++++ Raw records

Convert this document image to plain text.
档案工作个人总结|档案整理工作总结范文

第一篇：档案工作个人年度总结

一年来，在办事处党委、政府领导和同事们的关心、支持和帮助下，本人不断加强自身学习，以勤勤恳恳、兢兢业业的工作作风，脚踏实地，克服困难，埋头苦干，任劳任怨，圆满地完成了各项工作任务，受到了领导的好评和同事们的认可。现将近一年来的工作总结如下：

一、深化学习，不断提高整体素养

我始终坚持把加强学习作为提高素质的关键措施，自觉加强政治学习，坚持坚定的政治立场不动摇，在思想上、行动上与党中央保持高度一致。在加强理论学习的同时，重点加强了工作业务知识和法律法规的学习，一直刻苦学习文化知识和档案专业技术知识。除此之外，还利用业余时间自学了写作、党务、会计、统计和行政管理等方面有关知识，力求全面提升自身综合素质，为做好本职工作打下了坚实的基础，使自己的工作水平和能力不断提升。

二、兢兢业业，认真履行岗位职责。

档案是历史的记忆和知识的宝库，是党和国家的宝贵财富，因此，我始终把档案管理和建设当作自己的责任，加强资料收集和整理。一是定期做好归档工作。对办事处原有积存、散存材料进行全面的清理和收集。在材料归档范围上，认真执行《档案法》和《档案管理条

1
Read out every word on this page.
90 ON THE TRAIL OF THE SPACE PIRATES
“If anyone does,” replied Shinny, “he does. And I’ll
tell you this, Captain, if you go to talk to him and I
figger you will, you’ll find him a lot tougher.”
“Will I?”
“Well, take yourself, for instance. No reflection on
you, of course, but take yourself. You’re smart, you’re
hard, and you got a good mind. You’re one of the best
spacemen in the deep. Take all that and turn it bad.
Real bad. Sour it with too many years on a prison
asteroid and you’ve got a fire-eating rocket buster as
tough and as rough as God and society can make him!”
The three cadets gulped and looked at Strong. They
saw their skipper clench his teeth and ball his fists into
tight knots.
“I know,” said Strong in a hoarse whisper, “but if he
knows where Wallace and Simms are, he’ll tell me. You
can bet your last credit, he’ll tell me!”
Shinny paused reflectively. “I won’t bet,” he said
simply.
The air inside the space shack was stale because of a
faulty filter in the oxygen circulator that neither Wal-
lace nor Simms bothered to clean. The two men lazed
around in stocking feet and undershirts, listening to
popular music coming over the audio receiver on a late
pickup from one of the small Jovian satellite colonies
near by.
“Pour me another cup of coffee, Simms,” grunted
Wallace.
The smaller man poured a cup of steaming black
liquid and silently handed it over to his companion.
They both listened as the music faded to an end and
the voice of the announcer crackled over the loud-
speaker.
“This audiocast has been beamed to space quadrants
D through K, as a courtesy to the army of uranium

++++++++

Make an exact copy of the records.

Convert this document image to plain text.
档案工作个人总结|档案整理工作总结范文

第一篇：档案工作个人年度总结

一年来，在办事处党委、政府领导和同事们的关心、支持和帮助下，本人不断加强自身学习，以勤勤恳恳、兢兢业业的工作作风，脚踏实地，克服困难，埋头苦干，任劳任怨，圆满地完成了各项工作任务，受到了领导的好评和同事们的认可。现将近一年来的工作总结如下：

一、深化学习，不断提高整体素养

我始终坚持把加强学习作为提高素质的关键措施，自觉加强政治学习，坚持坚定的政治立场不动摇，在思想上、行动上与党中央保持高度一致。在加强理论学习的同时，重点加强了工作业务知识和法律法规的学习，一直刻苦学习文化知识和档案专业技术知识。除此之外，还利用业余时间自学了写作、党务、会计、统计和行政管理等方面有关知识，力求全面提升自身综合素质，为做好本职工作打下了坚实的基础，使自己的工作水平和能力不断提升。

二、兢兢业业，认真履行岗位职责。

档案是历史的记忆和知识的宝库，是党和国家的宝贵财富，因此，我始终把档案管理和建设当作自己的责任，加强资料收集和整理。一是定期做好归档工作。对办事处原有积存、散存材料进行全面的清理和收集。在材料归档范围上，认真执行《档案法》和《档案管理条

1
Read out every word on this page.
90 ON THE TRAIL OF THE SPACE PIRATES
“If anyone does,” replied Shinny, “he does. And I’ll
tell you this, Captain, if you go to talk to him and I
figger you will, you’ll find him a lot tougher.”
“Will I?”
“Well, take yourself, for instance. No reflection on
you, of course, but take yourself. You’re smart, you’re
hard, and you got a good mind. You’re one of the best
spacemen in the deep. Take all that and turn it bad.
Real bad. Sour it with too many years on a prison
asteroid and you’ve got a fire-eating rocket buster as
tough and as rough as God and society can make him!”
The three cadets gulped and looked at Strong. They
saw their skipper clench his teeth and ball his fists into
tight knots.
“I know,” said Strong in a hoarse whisper, “but if he
knows where Wallace and Simms are, he’ll tell me. You
can bet your last credit, he’ll tell me!”
Shinny paused reflectively. “I won’t bet,” he said
simply.
The air inside the space shack was stale because of a
faulty filter in the oxygen circulator that neither Wal-
lace nor Simms bothered to clean. The two men lazed
around in stocking feet and undershirts, listening to
popular music coming over the audio receiver on a late
pickup from one of the small Jovian satellite colonies
near by.
“Pour me another cup of coffee, Simms,” grunted
Wallace.
The smaller man poured a cup of steaming black
liquid and silently handed it over to his companion.
They both listened as the music faded to an end and
the voice of the announcer crackled over the loud-
speaker.
“This audiocast has been beamed to space quadrants
D through K, as a courtesy to the army of uranium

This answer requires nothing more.